THE TASKS:
a. In the Craig Finn album review, what is the title of the solo record Finn made during his time off from his band?
b. Print the passage of the Craig Finn album review starting at "With some time" and ending at "to Finn’s recordings.".

PAGE TEXT:
Music Reviews Craig Finn
Craig Finn: Clear Heart Full Eyes

With some time off from The Hold Steady, Craig Finn did what writers do when they have songs that don’t fit their band’s sound: he made a solo record. Clear Heart Full Eyes, an album title more sincere than it might appear, features many of the same themes and imagery that Finn might supply for his main outlet, but it’s not a redundant listen. The songs aren’t so much castoff trinkets as cuts that genuinely wouldn’t have fit, and they add a new dimension to Finn’s recordings.

Finn has kept his eye for detail, even using changing observations of a man’s “long fingernails” to reveal emotional shifts in “Balcony”, and he still does what he does best in blending religious concerns with thoughts of classic rock ‘n’ roll, most directly noted in the pairing of “No Future” and “New Friend Jesus”. The first one references the Sex Pistols in its title and uses talk of Johnny Rotten and Freddie Mercury (and Golgotha) to set up expectations of rock drama, but Finn repeatedly undercuts these ideas by removing the drama from the body and replacing it with an internal feeling expressed at a more melodramatic pitch than necessary. The tone of the song both sympathizes with and resists this typical use of rock.

?“New Friend Jesus” ostensibly talks about a bandmate named Jesus, but Finn uses the story to dissect the uses of Jesus in a comical and sometimes cutting way. He sings, “I wish I was with Jesus when I met you … You’d give yourself right up to me,” laughingly but honestly getting to the value of a God-driven band. The song turns darker as the narrator gives us a peek at his dangerous issues, but at the same time it forces us to ask how much we can trust a changed heart.

DATA EXCERPTS:
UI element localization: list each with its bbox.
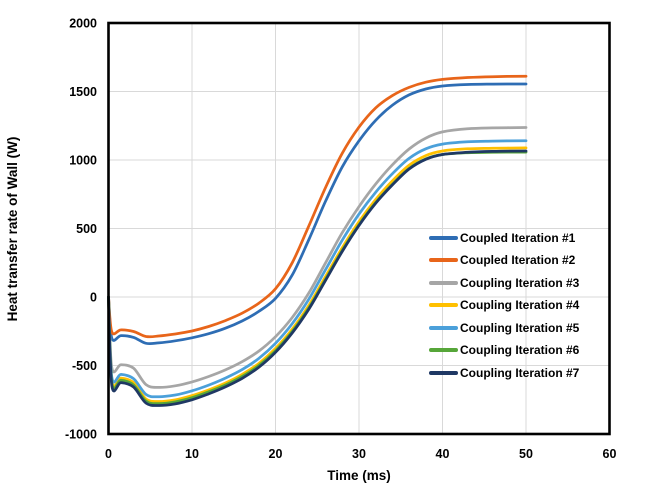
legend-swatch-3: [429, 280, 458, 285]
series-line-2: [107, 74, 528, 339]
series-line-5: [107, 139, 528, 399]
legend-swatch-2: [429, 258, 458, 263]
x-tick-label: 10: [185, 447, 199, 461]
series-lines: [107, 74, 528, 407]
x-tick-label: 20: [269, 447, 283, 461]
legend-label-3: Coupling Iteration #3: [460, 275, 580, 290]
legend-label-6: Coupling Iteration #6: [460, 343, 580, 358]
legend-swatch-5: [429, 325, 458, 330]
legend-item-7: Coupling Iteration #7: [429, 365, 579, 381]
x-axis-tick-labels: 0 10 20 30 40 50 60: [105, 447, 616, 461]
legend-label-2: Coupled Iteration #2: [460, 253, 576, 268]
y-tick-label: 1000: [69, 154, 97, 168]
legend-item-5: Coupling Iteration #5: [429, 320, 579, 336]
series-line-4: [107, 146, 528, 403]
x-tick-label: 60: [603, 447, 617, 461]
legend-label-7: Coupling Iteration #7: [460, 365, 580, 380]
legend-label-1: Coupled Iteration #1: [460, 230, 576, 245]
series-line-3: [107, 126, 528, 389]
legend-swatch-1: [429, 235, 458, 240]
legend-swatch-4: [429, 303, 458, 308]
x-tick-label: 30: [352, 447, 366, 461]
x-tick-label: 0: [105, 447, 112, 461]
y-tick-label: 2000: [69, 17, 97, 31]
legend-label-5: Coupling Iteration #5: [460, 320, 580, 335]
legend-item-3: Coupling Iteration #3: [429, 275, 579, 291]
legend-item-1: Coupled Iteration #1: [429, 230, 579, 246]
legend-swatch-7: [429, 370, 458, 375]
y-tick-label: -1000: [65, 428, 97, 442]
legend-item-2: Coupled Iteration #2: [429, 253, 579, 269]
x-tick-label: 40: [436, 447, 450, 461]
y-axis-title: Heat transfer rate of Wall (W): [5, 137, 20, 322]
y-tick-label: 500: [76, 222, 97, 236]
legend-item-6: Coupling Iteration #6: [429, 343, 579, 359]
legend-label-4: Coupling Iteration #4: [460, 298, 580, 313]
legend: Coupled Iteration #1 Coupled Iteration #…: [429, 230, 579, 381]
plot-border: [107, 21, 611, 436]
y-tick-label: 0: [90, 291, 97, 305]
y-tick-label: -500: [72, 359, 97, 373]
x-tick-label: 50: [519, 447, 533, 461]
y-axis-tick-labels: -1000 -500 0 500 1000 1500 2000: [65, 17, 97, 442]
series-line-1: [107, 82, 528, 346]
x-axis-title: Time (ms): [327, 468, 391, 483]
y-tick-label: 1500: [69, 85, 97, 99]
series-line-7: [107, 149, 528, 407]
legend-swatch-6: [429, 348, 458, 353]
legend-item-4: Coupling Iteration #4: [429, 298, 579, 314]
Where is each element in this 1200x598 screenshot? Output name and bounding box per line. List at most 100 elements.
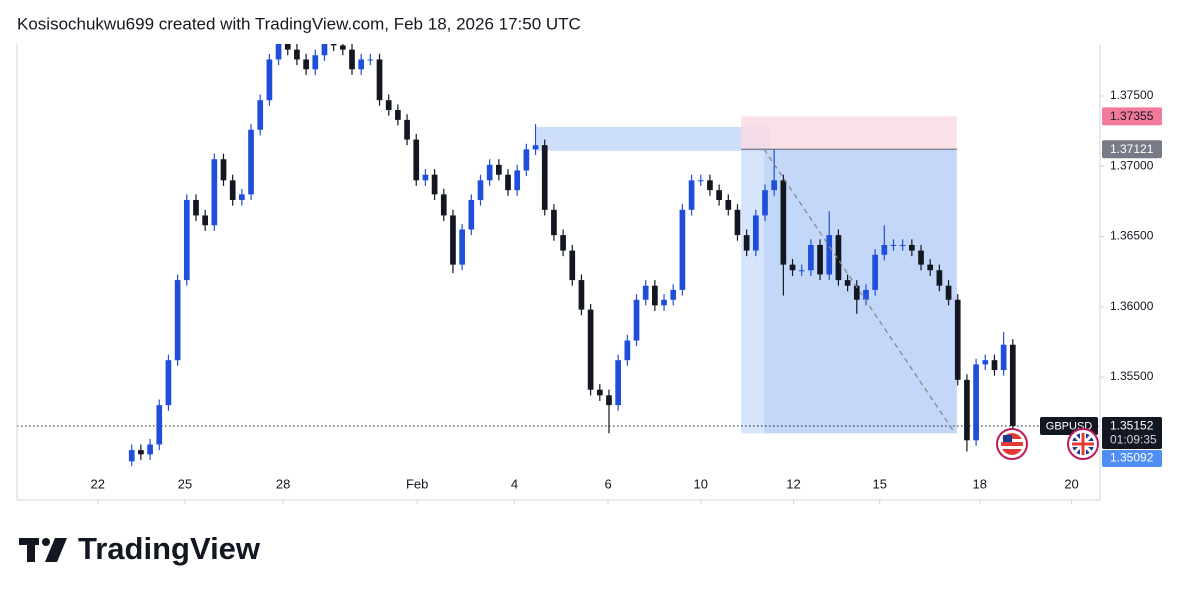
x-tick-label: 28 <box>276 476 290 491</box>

PER-TASK OUTPUTS:
a. Clear Heart Full Eyes

b.
With some time off from The Hold Steady, Craig Finn did what writers do when they have songs that don’t fit their band’s sound: he made a solo record. Clear Heart Full Eyes, an album title more sincere than it might appear, features many of the same themes and imagery that Finn might supply for his main outlet, but it’s not a redundant listen. The songs aren’t so much castoff trinkets as cuts that genuinely wouldn’t have fit, and they add a new dimension to Finn’s recordings.